### Source text
━━━━━━━━━━━━━━━━━━━━━━━━━━━━━━

Originally posted by bangstudios
In addition, I can see a band like "Pearl Jam" (who just got out of their record deal) buying into iTMS big time ... a few of those, and iTMS as a distribution label is a reality. Add a section for GB musicians, and you've performed a coup.
... as great as it would be if Apple could create a "slash-dot" for music, and make it pay ... the problem is the major labels are scared stiff of any such thing, and would do everything possible to crucify Apple if it tried.
... all-the-while, over on the side lines is Uncle Bill smiling, shaking hands, and handing out business cards to the effect that - "hey, we want to turn the home computer into a closed appliance, with full DRM everything - ain't this exactly what you big media content guys want anyway? All you've got to do is buy into OUR WM format and OUR DRM - and look, Apple just screwed you! - so what have you got to loose? C'mon, get a clue guys, you're more or less a monopoly, and we're definitely a monopoly ... if we don't work together to keep everything the same, there's no place to go but down!"

━━━━━━━━━━━━━━━━━━━━━━━━━━━━━━

### Work item
Write the next part of the post about iTMS and the major record labels, picking up after its last sentence.

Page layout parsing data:
━━━━━━━━━━━━━━━━━━━━━━━━━━━━━━

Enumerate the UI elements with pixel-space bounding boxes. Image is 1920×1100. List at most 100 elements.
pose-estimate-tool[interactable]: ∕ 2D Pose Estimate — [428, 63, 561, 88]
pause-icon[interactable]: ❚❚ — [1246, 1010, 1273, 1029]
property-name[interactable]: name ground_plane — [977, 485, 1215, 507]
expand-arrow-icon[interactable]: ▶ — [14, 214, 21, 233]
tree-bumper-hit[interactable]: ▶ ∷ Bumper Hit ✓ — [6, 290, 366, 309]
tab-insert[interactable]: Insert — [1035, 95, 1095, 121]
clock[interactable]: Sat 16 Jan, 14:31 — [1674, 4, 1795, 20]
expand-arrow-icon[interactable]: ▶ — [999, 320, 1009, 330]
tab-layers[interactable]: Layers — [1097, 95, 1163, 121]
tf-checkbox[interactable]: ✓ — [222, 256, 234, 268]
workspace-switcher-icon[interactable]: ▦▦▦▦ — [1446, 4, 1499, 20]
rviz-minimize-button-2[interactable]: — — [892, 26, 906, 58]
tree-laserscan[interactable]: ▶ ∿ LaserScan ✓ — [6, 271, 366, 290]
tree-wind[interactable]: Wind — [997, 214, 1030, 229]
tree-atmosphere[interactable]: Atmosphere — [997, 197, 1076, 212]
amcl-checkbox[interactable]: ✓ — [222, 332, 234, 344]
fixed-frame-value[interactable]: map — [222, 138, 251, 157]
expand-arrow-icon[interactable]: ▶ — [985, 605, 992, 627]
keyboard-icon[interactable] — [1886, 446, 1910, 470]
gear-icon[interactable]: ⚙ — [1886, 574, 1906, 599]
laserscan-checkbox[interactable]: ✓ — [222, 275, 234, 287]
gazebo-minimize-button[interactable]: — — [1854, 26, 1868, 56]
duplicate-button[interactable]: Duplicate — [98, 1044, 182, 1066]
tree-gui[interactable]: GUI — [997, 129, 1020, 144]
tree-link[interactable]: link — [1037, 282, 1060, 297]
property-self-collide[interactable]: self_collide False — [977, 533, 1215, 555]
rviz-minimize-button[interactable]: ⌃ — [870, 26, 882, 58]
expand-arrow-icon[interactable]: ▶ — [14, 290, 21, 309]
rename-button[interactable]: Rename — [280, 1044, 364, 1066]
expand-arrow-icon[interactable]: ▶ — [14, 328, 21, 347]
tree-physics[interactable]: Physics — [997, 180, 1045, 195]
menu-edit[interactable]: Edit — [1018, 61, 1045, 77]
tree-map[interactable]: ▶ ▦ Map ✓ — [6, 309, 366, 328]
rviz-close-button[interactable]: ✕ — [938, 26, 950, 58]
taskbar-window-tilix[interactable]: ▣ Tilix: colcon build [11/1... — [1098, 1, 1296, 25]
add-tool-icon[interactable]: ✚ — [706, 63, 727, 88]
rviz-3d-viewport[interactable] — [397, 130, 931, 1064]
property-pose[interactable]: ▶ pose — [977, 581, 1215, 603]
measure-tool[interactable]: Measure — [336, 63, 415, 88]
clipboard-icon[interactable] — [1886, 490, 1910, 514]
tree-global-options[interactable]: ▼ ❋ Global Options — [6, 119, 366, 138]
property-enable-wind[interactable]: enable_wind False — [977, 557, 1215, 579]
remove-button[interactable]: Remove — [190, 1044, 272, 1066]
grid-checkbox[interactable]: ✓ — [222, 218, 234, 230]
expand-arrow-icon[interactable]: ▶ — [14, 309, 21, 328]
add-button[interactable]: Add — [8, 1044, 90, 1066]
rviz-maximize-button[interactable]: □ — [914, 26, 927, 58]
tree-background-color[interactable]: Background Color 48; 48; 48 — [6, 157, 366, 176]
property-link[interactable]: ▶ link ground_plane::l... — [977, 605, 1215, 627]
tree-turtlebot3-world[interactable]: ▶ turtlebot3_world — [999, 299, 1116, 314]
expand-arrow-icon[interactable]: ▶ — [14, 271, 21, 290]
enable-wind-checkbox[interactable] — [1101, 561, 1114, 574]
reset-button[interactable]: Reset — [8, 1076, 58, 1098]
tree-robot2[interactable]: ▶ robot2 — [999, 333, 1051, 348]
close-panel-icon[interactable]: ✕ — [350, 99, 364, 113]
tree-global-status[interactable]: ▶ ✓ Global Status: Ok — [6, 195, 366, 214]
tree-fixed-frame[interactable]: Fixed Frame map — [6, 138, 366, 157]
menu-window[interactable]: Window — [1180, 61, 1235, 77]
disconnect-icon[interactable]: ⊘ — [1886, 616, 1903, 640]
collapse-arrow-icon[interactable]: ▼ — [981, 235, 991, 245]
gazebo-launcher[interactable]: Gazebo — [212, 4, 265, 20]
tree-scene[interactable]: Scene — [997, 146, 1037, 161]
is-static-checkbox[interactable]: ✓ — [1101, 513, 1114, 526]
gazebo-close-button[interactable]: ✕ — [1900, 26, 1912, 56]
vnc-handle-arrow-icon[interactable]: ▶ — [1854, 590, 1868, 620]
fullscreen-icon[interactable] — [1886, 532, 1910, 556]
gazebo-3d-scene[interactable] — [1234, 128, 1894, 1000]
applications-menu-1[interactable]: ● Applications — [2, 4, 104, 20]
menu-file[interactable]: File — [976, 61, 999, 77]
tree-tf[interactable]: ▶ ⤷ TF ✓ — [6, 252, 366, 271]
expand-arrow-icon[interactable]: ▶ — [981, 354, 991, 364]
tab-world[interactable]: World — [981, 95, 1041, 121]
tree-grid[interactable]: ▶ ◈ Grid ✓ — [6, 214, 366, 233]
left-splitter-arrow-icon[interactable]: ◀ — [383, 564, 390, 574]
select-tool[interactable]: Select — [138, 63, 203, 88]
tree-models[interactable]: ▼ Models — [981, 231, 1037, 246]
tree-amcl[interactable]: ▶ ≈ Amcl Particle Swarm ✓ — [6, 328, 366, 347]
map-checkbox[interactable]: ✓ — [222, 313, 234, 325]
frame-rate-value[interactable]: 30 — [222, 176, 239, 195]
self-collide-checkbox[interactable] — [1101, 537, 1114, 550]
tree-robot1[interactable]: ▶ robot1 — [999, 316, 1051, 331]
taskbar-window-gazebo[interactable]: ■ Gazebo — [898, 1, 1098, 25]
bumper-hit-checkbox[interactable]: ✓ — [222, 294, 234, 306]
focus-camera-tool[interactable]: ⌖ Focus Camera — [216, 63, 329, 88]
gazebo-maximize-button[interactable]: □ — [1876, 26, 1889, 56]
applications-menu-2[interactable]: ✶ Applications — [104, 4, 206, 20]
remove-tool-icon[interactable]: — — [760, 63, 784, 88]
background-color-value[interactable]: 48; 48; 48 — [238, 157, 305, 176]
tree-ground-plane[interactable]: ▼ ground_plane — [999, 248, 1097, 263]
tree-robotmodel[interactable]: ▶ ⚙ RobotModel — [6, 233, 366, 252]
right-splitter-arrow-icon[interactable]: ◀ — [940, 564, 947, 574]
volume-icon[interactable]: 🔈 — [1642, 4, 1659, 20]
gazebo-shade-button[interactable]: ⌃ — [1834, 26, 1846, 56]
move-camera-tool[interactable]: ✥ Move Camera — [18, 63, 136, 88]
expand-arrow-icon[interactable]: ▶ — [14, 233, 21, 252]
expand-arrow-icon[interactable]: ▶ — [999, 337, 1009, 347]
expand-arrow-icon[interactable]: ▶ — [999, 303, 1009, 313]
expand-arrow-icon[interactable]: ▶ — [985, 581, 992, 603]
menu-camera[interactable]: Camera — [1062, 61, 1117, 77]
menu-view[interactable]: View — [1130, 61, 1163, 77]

━━━━━━━━━━━━━━━━━━━━━━━━━━━━━━

### Task output
The truth is, with the power of a G5, and a few tens of thousands of dollars (not many, just a few), anybody with a decent garage and a half decent sense of taste - and a bit of time on their hands (let's be generous and say, one person in 100 who buys a MIDI/DigAudio system hoping to be a star), can put out stuff as good or better than any of the major labels can ... and - shock of shocks - with some means of internet distribution, make a living at it, no big labels required!
It's not like the big labels don't know this.
Suddenly in North America alone, you'd have at least 10,000 good new acts - in just about any style of music! - to choose from! People setting up their own Internet radio stations, distribution networks, (based on their own agreements that cuts out the dinosaurs) ... and the major labels would be reduced to simply picking winners from a pool of artists who would have far more clout/leaverage/independence/income than those now, who - comparatively - have a choice between continuing their careers in landscaping/dry-wall/hospitality, or signing away their souls for the chance of doing what they love full time, and maybe one day getting paid for it.
So, do the arithmetic - if you're a media dinosaur, and see your justification for existence being threatened (or even if you just identify with this group - like say, if you're Uncle Bill, and fear the independence P2P gives - which is the unspoken multiplyer on the other half of the equation that makes computers/Internet more than just worth while) ... then action must be taken ... and it has!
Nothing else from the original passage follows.